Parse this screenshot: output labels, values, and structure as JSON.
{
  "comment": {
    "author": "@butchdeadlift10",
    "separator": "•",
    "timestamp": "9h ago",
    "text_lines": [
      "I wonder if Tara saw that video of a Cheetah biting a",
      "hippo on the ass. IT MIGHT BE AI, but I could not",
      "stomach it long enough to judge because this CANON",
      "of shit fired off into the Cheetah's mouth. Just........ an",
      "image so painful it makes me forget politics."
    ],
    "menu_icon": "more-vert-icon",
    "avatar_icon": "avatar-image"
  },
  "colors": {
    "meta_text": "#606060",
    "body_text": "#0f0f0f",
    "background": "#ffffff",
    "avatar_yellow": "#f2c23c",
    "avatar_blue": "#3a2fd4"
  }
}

====================

TASK PROMPT
Write the number of lines containing the word "this" and nothing besides it.

EXERCISE ANSWER
2